*Brief*: Check each line of the material below for "lymphoid". Report how many have it, with no other words.

*Task material*:
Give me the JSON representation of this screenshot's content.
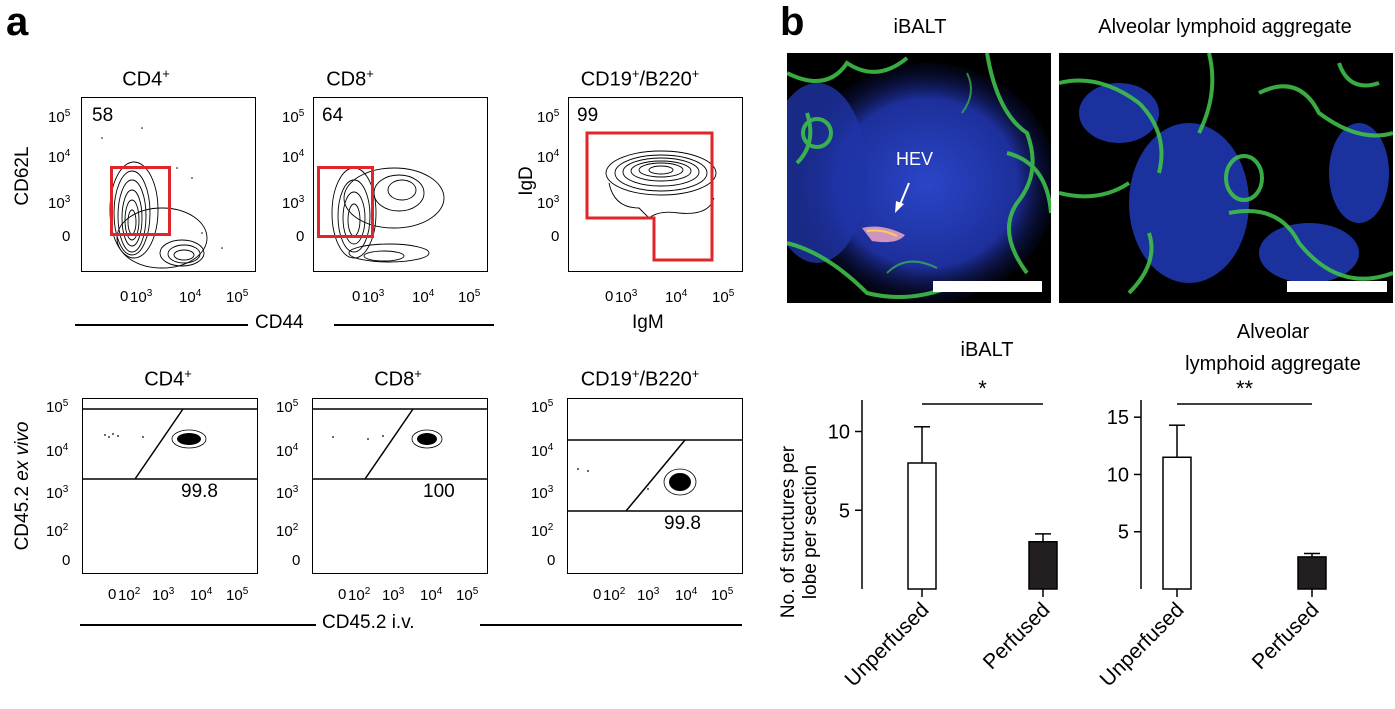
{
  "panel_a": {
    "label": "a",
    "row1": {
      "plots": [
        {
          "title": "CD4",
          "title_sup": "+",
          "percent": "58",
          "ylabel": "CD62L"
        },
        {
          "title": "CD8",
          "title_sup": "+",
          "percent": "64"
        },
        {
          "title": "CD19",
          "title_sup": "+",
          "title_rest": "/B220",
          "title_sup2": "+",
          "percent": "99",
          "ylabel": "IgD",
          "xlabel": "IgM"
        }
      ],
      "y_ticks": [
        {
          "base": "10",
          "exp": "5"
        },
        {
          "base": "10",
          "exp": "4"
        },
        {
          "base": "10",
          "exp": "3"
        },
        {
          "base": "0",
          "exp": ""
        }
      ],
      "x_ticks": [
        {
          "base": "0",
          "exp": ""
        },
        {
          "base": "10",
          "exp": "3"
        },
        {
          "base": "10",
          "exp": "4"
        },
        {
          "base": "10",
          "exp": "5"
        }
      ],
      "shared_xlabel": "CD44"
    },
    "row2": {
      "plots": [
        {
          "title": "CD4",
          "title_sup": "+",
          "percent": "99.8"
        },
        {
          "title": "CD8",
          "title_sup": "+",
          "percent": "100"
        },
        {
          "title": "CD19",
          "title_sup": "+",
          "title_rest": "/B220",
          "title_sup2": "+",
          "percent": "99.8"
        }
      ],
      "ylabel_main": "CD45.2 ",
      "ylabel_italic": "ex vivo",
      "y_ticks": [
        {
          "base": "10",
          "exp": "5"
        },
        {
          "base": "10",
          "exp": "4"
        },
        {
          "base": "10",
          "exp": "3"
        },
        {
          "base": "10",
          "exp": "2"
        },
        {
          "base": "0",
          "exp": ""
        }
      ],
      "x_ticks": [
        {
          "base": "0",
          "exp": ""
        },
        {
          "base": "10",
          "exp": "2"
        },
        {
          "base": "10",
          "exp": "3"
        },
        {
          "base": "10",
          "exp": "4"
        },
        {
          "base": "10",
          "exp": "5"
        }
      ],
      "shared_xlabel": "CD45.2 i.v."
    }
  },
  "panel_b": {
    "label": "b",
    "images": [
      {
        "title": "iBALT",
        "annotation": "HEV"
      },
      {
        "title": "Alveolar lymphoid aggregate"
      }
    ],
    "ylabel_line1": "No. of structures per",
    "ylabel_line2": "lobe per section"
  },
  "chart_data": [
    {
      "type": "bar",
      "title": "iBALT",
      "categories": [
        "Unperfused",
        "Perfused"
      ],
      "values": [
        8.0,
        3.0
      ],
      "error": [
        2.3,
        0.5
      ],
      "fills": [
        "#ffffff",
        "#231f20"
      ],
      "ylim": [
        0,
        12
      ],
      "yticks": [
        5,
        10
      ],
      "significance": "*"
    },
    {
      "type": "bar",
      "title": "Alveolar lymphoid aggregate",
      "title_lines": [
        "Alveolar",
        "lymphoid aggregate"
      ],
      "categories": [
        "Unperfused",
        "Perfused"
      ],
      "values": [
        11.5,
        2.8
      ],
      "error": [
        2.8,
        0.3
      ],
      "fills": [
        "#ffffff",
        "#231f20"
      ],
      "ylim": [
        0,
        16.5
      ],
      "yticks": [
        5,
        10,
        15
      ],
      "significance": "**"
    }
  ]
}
--
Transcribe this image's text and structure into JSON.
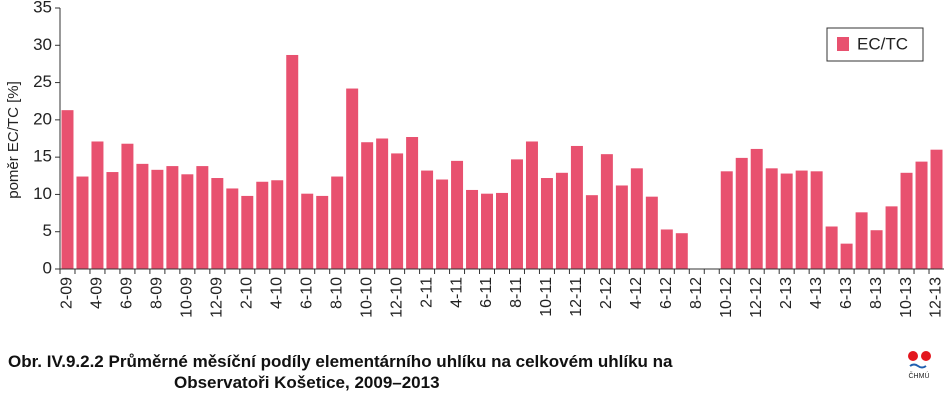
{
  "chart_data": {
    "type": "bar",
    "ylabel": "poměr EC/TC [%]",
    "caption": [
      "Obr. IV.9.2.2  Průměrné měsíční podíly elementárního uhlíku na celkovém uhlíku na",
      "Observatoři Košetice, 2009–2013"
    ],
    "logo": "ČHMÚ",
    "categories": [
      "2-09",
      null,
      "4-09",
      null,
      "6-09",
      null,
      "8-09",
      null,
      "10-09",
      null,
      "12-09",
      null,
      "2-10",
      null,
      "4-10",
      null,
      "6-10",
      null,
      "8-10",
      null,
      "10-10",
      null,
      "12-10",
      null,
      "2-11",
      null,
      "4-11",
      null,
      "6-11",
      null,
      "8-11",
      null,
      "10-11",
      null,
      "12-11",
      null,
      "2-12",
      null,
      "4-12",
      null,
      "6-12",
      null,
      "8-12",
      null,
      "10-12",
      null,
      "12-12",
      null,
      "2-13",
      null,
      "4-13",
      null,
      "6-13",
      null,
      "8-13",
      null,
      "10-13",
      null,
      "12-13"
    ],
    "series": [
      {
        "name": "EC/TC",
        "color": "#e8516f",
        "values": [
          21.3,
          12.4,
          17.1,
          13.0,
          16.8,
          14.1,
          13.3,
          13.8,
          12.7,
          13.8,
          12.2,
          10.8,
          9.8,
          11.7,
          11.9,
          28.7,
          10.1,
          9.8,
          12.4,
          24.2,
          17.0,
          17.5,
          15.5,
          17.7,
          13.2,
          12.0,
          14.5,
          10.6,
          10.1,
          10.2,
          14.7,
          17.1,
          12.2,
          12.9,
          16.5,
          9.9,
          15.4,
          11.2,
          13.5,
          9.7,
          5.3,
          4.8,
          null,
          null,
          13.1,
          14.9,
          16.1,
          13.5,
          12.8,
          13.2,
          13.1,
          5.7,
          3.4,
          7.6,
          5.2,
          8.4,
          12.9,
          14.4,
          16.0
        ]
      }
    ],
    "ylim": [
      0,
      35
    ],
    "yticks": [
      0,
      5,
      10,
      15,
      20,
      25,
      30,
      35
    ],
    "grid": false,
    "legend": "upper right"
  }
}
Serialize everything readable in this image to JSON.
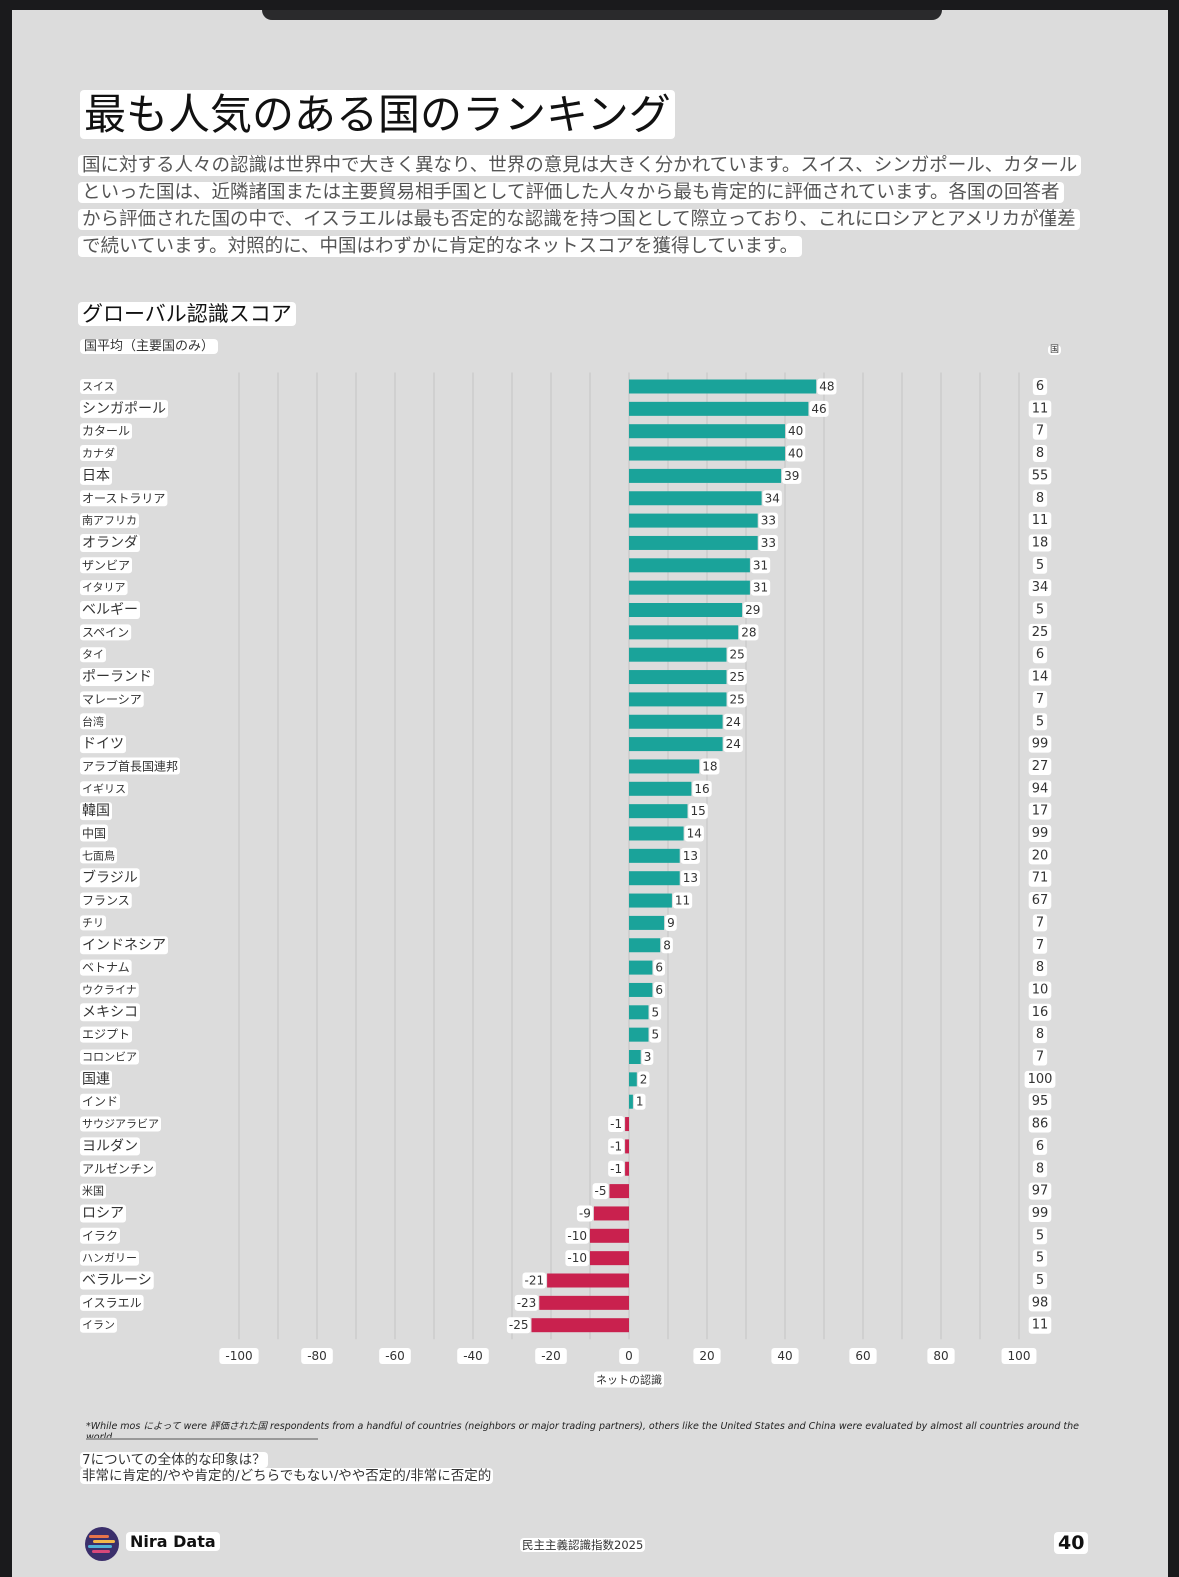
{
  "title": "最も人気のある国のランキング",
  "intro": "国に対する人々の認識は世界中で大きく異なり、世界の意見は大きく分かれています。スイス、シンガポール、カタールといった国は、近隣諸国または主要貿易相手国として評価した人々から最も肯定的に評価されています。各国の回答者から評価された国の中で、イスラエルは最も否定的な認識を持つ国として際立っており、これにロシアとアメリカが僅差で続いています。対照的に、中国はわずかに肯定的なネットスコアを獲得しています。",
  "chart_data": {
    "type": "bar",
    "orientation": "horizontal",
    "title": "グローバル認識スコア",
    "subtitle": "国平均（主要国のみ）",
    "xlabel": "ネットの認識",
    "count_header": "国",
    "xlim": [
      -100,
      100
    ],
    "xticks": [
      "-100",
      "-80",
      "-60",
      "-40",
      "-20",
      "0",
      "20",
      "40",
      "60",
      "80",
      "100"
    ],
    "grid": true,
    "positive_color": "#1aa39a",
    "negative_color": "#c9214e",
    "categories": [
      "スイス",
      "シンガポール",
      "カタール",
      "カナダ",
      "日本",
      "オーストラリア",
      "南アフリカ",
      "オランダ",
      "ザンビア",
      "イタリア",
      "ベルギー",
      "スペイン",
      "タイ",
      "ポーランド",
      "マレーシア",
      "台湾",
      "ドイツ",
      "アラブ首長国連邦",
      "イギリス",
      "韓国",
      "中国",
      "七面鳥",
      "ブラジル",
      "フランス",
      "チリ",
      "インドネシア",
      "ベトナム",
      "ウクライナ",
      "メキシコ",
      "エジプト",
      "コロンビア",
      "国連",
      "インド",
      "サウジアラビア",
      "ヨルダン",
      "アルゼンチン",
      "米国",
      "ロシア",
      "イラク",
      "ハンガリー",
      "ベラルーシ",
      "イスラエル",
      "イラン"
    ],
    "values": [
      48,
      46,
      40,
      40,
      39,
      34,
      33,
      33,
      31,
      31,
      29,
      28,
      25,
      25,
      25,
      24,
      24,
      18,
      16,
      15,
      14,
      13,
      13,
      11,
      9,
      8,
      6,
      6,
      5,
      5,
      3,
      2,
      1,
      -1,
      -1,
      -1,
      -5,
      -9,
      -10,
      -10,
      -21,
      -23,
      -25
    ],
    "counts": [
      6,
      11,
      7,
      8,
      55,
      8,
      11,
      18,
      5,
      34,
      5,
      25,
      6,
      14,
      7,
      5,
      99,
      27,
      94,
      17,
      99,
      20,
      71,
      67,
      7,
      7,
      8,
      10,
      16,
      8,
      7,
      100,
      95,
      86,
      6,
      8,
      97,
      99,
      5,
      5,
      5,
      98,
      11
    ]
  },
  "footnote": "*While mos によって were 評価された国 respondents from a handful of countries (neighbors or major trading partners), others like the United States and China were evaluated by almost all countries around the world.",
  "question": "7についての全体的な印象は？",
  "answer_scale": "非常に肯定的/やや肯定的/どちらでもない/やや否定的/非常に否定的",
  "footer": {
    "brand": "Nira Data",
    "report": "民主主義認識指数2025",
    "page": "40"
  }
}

*Written reply*: 3